Data items:
╭──
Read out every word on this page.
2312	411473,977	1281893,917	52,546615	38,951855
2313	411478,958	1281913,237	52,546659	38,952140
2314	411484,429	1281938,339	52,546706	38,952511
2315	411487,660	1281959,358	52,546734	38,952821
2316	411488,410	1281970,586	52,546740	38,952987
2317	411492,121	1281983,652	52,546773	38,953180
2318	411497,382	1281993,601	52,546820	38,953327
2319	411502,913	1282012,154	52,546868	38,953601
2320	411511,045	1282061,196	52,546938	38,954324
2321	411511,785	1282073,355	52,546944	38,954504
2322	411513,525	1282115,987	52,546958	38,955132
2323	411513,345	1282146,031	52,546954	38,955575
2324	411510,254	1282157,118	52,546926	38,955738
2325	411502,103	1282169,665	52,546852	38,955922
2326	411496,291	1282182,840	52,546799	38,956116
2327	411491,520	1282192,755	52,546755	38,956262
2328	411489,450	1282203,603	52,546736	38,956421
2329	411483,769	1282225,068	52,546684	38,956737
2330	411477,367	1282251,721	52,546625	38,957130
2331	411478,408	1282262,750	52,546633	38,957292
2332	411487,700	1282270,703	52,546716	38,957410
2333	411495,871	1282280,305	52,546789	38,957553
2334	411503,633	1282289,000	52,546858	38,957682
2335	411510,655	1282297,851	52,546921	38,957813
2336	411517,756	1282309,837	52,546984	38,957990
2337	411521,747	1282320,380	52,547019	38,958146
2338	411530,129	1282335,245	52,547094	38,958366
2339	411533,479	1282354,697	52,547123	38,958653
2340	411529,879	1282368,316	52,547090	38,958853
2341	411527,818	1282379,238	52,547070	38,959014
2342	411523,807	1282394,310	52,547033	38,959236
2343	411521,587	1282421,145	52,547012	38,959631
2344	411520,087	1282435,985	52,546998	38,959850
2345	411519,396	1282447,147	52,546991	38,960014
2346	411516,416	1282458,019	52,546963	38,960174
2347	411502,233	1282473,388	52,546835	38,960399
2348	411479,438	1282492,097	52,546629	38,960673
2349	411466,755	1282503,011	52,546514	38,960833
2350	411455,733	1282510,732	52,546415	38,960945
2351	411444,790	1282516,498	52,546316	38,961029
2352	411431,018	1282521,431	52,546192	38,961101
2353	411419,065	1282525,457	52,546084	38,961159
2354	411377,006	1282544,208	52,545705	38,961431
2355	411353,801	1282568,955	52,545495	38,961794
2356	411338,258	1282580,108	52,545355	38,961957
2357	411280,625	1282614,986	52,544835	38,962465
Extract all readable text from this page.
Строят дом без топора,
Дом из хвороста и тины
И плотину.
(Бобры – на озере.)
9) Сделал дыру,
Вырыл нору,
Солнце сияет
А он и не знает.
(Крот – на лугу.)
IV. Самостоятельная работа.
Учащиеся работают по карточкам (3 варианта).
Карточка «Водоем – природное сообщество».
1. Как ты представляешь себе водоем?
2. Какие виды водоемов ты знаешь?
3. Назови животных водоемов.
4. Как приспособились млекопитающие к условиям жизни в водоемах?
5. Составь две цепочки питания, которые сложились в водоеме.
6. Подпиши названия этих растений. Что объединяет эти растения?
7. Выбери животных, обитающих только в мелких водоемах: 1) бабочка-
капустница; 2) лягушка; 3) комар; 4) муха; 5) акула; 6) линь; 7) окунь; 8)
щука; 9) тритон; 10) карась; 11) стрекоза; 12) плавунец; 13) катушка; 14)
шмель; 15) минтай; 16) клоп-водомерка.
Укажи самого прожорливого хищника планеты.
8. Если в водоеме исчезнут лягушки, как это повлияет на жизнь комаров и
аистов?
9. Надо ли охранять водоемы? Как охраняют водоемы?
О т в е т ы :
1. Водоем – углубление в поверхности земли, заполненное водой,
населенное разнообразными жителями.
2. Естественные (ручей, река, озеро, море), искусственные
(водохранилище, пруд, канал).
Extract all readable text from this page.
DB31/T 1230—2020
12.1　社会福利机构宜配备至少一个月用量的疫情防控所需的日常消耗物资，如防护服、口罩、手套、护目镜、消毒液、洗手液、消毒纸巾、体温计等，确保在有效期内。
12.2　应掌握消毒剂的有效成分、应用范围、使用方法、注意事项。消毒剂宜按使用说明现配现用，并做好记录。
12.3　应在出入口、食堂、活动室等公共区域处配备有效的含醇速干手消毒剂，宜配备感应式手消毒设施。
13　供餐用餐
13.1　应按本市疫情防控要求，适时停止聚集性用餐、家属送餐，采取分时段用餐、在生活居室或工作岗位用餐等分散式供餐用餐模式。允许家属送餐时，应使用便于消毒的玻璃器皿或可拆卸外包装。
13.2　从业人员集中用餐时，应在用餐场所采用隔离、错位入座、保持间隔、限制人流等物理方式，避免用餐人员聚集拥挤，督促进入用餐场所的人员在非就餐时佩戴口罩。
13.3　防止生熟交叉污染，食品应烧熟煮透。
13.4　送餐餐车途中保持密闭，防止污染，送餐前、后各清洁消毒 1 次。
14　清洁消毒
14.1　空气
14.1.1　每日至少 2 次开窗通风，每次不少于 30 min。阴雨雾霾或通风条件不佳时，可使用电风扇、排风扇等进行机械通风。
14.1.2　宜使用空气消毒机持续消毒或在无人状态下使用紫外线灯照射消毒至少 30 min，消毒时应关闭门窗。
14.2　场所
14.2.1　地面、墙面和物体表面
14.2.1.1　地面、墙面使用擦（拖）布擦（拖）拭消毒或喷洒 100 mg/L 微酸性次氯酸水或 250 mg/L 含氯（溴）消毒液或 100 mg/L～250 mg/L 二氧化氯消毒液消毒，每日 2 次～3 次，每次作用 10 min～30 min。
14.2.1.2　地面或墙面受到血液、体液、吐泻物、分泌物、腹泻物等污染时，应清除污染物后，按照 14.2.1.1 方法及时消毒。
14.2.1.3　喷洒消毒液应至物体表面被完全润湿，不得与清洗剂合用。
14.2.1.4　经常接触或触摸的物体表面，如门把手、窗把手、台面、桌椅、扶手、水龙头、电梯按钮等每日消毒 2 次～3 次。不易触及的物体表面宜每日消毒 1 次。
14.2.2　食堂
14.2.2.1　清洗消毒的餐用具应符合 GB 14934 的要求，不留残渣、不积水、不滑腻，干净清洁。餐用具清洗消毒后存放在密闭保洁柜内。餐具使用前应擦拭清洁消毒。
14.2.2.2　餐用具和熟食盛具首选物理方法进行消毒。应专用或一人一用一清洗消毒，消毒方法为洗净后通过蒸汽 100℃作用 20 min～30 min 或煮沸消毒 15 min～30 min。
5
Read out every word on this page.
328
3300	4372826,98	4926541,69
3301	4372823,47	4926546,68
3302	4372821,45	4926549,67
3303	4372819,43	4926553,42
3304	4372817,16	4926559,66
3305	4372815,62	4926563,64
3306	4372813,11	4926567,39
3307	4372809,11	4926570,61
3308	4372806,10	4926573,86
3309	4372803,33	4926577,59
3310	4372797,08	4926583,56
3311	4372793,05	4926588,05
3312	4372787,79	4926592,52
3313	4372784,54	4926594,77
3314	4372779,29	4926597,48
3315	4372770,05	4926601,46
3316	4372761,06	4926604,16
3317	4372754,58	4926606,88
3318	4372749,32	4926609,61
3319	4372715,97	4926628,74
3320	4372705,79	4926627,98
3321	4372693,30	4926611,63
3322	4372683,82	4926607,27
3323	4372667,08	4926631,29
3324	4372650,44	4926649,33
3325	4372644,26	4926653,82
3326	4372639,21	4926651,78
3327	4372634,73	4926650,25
╰──
# Task to carry out
Reproduce the material in full, with no word added or dropped.

# Result of this exercise
Read out every word on this page.
2312	411473,977	1281893,917	52,546615	38,951855
2313	411478,958	1281913,237	52,546659	38,952140
2314	411484,429	1281938,339	52,546706	38,952511
2315	411487,660	1281959,358	52,546734	38,952821
2316	411488,410	1281970,586	52,546740	38,952987
2317	411492,121	1281983,652	52,546773	38,953180
2318	411497,382	1281993,601	52,546820	38,953327
2319	411502,913	1282012,154	52,546868	38,953601
2320	411511,045	1282061,196	52,546938	38,954324
2321	411511,785	1282073,355	52,546944	38,954504
2322	411513,525	1282115,987	52,546958	38,955132
2323	411513,345	1282146,031	52,546954	38,955575
2324	411510,254	1282157,118	52,546926	38,955738
2325	411502,103	1282169,665	52,546852	38,955922
2326	411496,291	1282182,840	52,546799	38,956116
2327	411491,520	1282192,755	52,546755	38,956262
2328	411489,450	1282203,603	52,546736	38,956421
2329	411483,769	1282225,068	52,546684	38,956737
2330	411477,367	1282251,721	52,546625	38,957130
2331	411478,408	1282262,750	52,546633	38,957292
2332	411487,700	1282270,703	52,546716	38,957410
2333	411495,871	1282280,305	52,546789	38,957553
2334	411503,633	1282289,000	52,546858	38,957682
2335	411510,655	1282297,851	52,546921	38,957813
2336	411517,756	1282309,837	52,546984	38,957990
2337	411521,747	1282320,380	52,547019	38,958146
2338	411530,129	1282335,245	52,547094	38,958366
2339	411533,479	1282354,697	52,547123	38,958653
2340	411529,879	1282368,316	52,547090	38,958853
2341	411527,818	1282379,238	52,547070	38,959014
2342	411523,807	1282394,310	52,547033	38,959236
2343	411521,587	1282421,145	52,547012	38,959631
2344	411520,087	1282435,985	52,546998	38,959850
2345	411519,396	1282447,147	52,546991	38,960014
2346	411516,416	1282458,019	52,546963	38,960174
2347	411502,233	1282473,388	52,546835	38,960399
2348	411479,438	1282492,097	52,546629	38,960673
2349	411466,755	1282503,011	52,546514	38,960833
2350	411455,733	1282510,732	52,546415	38,960945
2351	411444,790	1282516,498	52,546316	38,961029
2352	411431,018	1282521,431	52,546192	38,961101
2353	411419,065	1282525,457	52,546084	38,961159
2354	411377,006	1282544,208	52,545705	38,961431
2355	411353,801	1282568,955	52,545495	38,961794
2356	411338,258	1282580,108	52,545355	38,961957
2357	411280,625	1282614,986	52,544835	38,962465
Extract all readable text from this page.
Строят дом без топора,
Дом из хвороста и тины
И плотину.
(Бобры – на озере.)
9) Сделал дыру,
Вырыл нору,
Солнце сияет
А он и не знает.
(Крот – на лугу.)
IV. Самостоятельная работа.
Учащиеся работают по карточкам (3 варианта).
Карточка «Водоем – природное сообщество».
1. Как ты представляешь себе водоем?
2. Какие виды водоемов ты знаешь?
3. Назови животных водоемов.
4. Как приспособились млекопитающие к условиям жизни в водоемах?
5. Составь две цепочки питания, которые сложились в водоеме.
6. Подпиши названия этих растений. Что объединяет эти растения?
7. Выбери животных, обитающих только в мелких водоемах: 1) бабочка-
капустница; 2) лягушка; 3) комар; 4) муха; 5) акула; 6) линь; 7) окунь; 8)
щука; 9) тритон; 10) карась; 11) стрекоза; 12) плавунец; 13) катушка; 14)
шмель; 15) минтай; 16) клоп-водомерка.
Укажи самого прожорливого хищника планеты.
8. Если в водоеме исчезнут лягушки, как это повлияет на жизнь комаров и
аистов?
9. Надо ли охранять водоемы? Как охраняют водоемы?
О т в е т ы :
1. Водоем – углубление в поверхности земли, заполненное водой,
населенное разнообразными жителями.
2. Естественные (ручей, река, озеро, море), искусственные
(водохранилище, пруд, канал).
Extract all readable text from this page.
DB31/T 1230—2020
12.1　社会福利机构宜配备至少一个月用量的疫情防控所需的日常消耗物资，如防护服、口罩、手套、护目镜、消毒液、洗手液、消毒纸巾、体温计等，确保在有效期内。
12.2　应掌握消毒剂的有效成分、应用范围、使用方法、注意事项。消毒剂宜按使用说明现配现用，并做好记录。
12.3　应在出入口、食堂、活动室等公共区域处配备有效的含醇速干手消毒剂，宜配备感应式手消毒设施。
13　供餐用餐
13.1　应按本市疫情防控要求，适时停止聚集性用餐、家属送餐，采取分时段用餐、在生活居室或工作岗位用餐等分散式供餐用餐模式。允许家属送餐时，应使用便于消毒的玻璃器皿或可拆卸外包装。
13.2　从业人员集中用餐时，应在用餐场所采用隔离、错位入座、保持间隔、限制人流等物理方式，避免用餐人员聚集拥挤，督促进入用餐场所的人员在非就餐时佩戴口罩。
13.3　防止生熟交叉污染，食品应烧熟煮透。
13.4　送餐餐车途中保持密闭，防止污染，送餐前、后各清洁消毒 1 次。
14　清洁消毒
14.1　空气
14.1.1　每日至少 2 次开窗通风，每次不少于 30 min。阴雨雾霾或通风条件不佳时，可使用电风扇、排风扇等进行机械通风。
14.1.2　宜使用空气消毒机持续消毒或在无人状态下使用紫外线灯照射消毒至少 30 min，消毒时应关闭门窗。
14.2　场所
14.2.1　地面、墙面和物体表面
14.2.1.1　地面、墙面使用擦（拖）布擦（拖）拭消毒或喷洒 100 mg/L 微酸性次氯酸水或 250 mg/L 含氯（溴）消毒液或 100 mg/L～250 mg/L 二氧化氯消毒液消毒，每日 2 次～3 次，每次作用 10 min～30 min。
14.2.1.2　地面或墙面受到血液、体液、吐泻物、分泌物、腹泻物等污染时，应清除污染物后，按照 14.2.1.1 方法及时消毒。
14.2.1.3　喷洒消毒液应至物体表面被完全润湿，不得与清洗剂合用。
14.2.1.4　经常接触或触摸的物体表面，如门把手、窗把手、台面、桌椅、扶手、水龙头、电梯按钮等每日消毒 2 次～3 次。不易触及的物体表面宜每日消毒 1 次。
14.2.2　食堂
14.2.2.1　清洗消毒的餐用具应符合 GB 14934 的要求，不留残渣、不积水、不滑腻，干净清洁。餐用具清洗消毒后存放在密闭保洁柜内。餐具使用前应擦拭清洁消毒。
14.2.2.2　餐用具和熟食盛具首选物理方法进行消毒。应专用或一人一用一清洗消毒，消毒方法为洗净后通过蒸汽 100℃作用 20 min～30 min 或煮沸消毒 15 min～30 min。
5
Read out every word on this page.
328
3300	4372826,98	4926541,69
3301	4372823,47	4926546,68
3302	4372821,45	4926549,67
3303	4372819,43	4926553,42
3304	4372817,16	4926559,66
3305	4372815,62	4926563,64
3306	4372813,11	4926567,39
3307	4372809,11	4926570,61
3308	4372806,10	4926573,86
3309	4372803,33	4926577,59
3310	4372797,08	4926583,56
3311	4372793,05	4926588,05
3312	4372787,79	4926592,52
3313	4372784,54	4926594,77
3314	4372779,29	4926597,48
3315	4372770,05	4926601,46
3316	4372761,06	4926604,16
3317	4372754,58	4926606,88
3318	4372749,32	4926609,61
3319	4372715,97	4926628,74
3320	4372705,79	4926627,98
3321	4372693,30	4926611,63
3322	4372683,82	4926607,27
3323	4372667,08	4926631,29
3324	4372650,44	4926649,33
3325	4372644,26	4926653,82
3326	4372639,21	4926651,78
3327	4372634,73	4926650,25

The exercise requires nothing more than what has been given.